Read the data and repeat all of it exactly.

** start Provided material **

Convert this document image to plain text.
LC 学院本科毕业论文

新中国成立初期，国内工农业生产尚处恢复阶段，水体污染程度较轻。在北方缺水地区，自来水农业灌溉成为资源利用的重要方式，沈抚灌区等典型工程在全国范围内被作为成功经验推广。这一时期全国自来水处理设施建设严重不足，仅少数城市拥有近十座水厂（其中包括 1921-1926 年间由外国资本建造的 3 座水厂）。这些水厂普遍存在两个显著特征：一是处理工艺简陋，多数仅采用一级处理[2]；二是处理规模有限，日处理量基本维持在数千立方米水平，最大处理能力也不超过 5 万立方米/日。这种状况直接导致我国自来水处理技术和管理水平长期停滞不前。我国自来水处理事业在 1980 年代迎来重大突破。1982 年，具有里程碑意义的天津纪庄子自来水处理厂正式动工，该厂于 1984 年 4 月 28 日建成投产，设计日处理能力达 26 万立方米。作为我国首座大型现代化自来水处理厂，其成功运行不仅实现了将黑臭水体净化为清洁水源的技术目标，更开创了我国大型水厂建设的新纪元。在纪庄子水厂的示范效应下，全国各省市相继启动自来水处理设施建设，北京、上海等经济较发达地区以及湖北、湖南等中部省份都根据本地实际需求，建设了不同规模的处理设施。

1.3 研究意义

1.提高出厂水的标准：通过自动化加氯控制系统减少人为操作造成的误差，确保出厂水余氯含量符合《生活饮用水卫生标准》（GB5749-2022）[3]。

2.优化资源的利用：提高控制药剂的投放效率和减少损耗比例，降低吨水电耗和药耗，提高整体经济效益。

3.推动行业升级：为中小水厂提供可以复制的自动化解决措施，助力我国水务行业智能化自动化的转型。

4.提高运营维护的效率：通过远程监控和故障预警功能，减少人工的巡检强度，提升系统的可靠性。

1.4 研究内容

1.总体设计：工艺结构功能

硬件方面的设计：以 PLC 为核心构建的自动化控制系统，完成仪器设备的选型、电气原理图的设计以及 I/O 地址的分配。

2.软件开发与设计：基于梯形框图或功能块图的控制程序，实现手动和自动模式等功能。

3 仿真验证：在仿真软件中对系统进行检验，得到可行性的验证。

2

** end Provided material **

- Result below
Convert this document image to plain text.
LC 学院本科毕业论文

新中国成立初期，国内工农业生产尚处恢复阶段，水体污染程度较轻。在北方缺水地区，自来水农业灌溉成为资源利用的重要方式，沈抚灌区等典型工程在全国范围内被作为成功经验推广。这一时期全国自来水处理设施建设严重不足，仅少数城市拥有近十座水厂（其中包括 1921-1926 年间由外国资本建造的 3 座水厂）。这些水厂普遍存在两个显著特征：一是处理工艺简陋，多数仅采用一级处理[2]；二是处理规模有限，日处理量基本维持在数千立方米水平，最大处理能力也不超过 5 万立方米/日。这种状况直接导致我国自来水处理技术和管理水平长期停滞不前。我国自来水处理事业在 1980 年代迎来重大突破。1982 年，具有里程碑意义的天津纪庄子自来水处理厂正式动工，该厂于 1984 年 4 月 28 日建成投产，设计日处理能力达 26 万立方米。作为我国首座大型现代化自来水处理厂，其成功运行不仅实现了将黑臭水体净化为清洁水源的技术目标，更开创了我国大型水厂建设的新纪元。在纪庄子水厂的示范效应下，全国各省市相继启动自来水处理设施建设，北京、上海等经济较发达地区以及湖北、湖南等中部省份都根据本地实际需求，建设了不同规模的处理设施。

1.3 研究意义

1.提高出厂水的标准：通过自动化加氯控制系统减少人为操作造成的误差，确保出厂水余氯含量符合《生活饮用水卫生标准》（GB5749-2022）[3]。

2.优化资源的利用：提高控制药剂的投放效率和减少损耗比例，降低吨水电耗和药耗，提高整体经济效益。

3.推动行业升级：为中小水厂提供可以复制的自动化解决措施，助力我国水务行业智能化自动化的转型。

4.提高运营维护的效率：通过远程监控和故障预警功能，减少人工的巡检强度，提升系统的可靠性。

1.4 研究内容

1.总体设计：工艺结构功能

硬件方面的设计：以 PLC 为核心构建的自动化控制系统，完成仪器设备的选型、电气原理图的设计以及 I/O 地址的分配。

2.软件开发与设计：基于梯形框图或功能块图的控制程序，实现手动和自动模式等功能。

3 仿真验证：在仿真软件中对系统进行检验，得到可行性的验证。

2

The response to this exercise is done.